Pick out and copy every line below that contains the string "promo". Case counts.

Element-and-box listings
──────────

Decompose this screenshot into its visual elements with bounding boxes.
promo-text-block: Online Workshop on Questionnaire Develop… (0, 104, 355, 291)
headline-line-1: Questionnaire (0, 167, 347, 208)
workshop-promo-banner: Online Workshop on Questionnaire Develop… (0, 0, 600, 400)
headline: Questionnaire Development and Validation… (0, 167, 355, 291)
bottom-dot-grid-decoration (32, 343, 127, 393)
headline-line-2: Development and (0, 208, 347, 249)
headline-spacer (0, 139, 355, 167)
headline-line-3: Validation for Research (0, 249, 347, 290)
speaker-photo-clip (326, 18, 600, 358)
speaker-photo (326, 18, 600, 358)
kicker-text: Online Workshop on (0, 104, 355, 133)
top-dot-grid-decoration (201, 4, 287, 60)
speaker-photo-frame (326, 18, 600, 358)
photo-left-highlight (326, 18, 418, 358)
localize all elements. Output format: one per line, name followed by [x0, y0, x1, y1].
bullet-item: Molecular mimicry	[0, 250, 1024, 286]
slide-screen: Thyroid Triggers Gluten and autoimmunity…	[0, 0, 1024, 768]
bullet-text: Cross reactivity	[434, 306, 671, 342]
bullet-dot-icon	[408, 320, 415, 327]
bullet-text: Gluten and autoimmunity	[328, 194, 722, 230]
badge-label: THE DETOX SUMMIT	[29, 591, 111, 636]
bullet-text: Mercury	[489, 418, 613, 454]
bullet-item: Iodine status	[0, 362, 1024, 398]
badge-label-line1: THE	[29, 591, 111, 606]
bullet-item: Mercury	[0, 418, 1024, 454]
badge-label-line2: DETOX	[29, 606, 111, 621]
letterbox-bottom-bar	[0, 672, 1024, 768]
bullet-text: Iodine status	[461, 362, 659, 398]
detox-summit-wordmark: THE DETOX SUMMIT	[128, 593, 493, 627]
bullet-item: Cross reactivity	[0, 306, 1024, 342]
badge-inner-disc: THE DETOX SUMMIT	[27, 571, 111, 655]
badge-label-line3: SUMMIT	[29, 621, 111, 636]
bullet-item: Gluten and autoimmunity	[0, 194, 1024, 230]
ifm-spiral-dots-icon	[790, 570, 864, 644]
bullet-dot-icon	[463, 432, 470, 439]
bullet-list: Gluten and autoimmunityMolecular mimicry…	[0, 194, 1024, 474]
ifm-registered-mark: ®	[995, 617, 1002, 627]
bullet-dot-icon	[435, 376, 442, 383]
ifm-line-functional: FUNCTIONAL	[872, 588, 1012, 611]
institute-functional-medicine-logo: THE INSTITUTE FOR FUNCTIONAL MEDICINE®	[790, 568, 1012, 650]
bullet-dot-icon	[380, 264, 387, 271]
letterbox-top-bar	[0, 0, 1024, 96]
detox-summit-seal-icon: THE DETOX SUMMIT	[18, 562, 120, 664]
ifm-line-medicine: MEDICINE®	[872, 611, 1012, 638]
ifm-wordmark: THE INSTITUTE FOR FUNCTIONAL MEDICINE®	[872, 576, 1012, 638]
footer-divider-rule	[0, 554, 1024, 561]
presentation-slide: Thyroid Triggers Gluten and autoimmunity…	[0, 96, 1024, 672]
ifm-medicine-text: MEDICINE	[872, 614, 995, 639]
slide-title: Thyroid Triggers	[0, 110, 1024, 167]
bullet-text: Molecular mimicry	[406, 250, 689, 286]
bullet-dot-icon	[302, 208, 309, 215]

──────────

§ **Answer to the task**
promo-text-block: Online Workshop on Questionnaire Develop… (0, 104, 355, 291)
workshop-promo-banner: Online Workshop on Questionnaire Develop… (0, 0, 600, 400)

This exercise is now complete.